» **EXERCISE**
Quote the full listing word for word.
-- -- --
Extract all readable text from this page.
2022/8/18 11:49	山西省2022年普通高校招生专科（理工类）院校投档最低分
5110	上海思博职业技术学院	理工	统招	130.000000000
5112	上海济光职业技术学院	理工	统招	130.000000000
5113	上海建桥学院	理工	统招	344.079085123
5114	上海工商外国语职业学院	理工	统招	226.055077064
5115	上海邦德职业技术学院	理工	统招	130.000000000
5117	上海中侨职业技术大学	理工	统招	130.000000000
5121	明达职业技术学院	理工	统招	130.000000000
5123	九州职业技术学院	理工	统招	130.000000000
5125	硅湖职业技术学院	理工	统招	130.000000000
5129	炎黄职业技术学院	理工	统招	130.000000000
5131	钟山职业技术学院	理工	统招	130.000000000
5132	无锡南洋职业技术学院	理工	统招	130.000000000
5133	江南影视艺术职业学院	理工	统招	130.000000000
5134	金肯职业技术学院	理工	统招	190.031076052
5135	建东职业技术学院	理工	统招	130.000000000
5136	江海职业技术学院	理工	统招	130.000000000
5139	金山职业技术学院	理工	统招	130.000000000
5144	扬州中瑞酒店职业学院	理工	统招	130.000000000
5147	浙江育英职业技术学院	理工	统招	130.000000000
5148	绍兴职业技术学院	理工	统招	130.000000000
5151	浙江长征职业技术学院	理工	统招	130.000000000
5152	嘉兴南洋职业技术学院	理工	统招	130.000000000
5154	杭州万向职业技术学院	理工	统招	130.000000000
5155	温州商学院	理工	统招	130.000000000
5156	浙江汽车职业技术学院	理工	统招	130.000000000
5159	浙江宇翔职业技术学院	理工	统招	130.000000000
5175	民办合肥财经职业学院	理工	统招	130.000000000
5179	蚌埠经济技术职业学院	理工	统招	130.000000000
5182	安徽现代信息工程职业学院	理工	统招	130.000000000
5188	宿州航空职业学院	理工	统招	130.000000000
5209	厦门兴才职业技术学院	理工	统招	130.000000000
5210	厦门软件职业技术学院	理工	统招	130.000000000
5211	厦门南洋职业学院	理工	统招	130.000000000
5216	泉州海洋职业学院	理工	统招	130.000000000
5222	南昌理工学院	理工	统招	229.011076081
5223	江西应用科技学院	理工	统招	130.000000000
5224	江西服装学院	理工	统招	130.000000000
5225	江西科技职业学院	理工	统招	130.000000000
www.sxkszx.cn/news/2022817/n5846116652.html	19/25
-- -- --
» **RESULT OF THIS TASK**
Extract all readable text from this page.
2022/8/18 11:49	山西省2022年普通高校招生专科（理工类）院校投档最低分
5110	上海思博职业技术学院	理工	统招	130.000000000
5112	上海济光职业技术学院	理工	统招	130.000000000
5113	上海建桥学院	理工	统招	344.079085123
5114	上海工商外国语职业学院	理工	统招	226.055077064
5115	上海邦德职业技术学院	理工	统招	130.000000000
5117	上海中侨职业技术大学	理工	统招	130.000000000
5121	明达职业技术学院	理工	统招	130.000000000
5123	九州职业技术学院	理工	统招	130.000000000
5125	硅湖职业技术学院	理工	统招	130.000000000
5129	炎黄职业技术学院	理工	统招	130.000000000
5131	钟山职业技术学院	理工	统招	130.000000000
5132	无锡南洋职业技术学院	理工	统招	130.000000000
5133	江南影视艺术职业学院	理工	统招	130.000000000
5134	金肯职业技术学院	理工	统招	190.031076052
5135	建东职业技术学院	理工	统招	130.000000000
5136	江海职业技术学院	理工	统招	130.000000000
5139	金山职业技术学院	理工	统招	130.000000000
5144	扬州中瑞酒店职业学院	理工	统招	130.000000000
5147	浙江育英职业技术学院	理工	统招	130.000000000
5148	绍兴职业技术学院	理工	统招	130.000000000
5151	浙江长征职业技术学院	理工	统招	130.000000000
5152	嘉兴南洋职业技术学院	理工	统招	130.000000000
5154	杭州万向职业技术学院	理工	统招	130.000000000
5155	温州商学院	理工	统招	130.000000000
5156	浙江汽车职业技术学院	理工	统招	130.000000000
5159	浙江宇翔职业技术学院	理工	统招	130.000000000
5175	民办合肥财经职业学院	理工	统招	130.000000000
5179	蚌埠经济技术职业学院	理工	统招	130.000000000
5182	安徽现代信息工程职业学院	理工	统招	130.000000000
5188	宿州航空职业学院	理工	统招	130.000000000
5209	厦门兴才职业技术学院	理工	统招	130.000000000
5210	厦门软件职业技术学院	理工	统招	130.000000000
5211	厦门南洋职业学院	理工	统招	130.000000000
5216	泉州海洋职业学院	理工	统招	130.000000000
5222	南昌理工学院	理工	统招	229.011076081
5223	江西应用科技学院	理工	统招	130.000000000
5224	江西服装学院	理工	统招	130.000000000
5225	江西科技职业学院	理工	统招	130.000000000
www.sxkszx.cn/news/2022817/n5846116652.html	19/25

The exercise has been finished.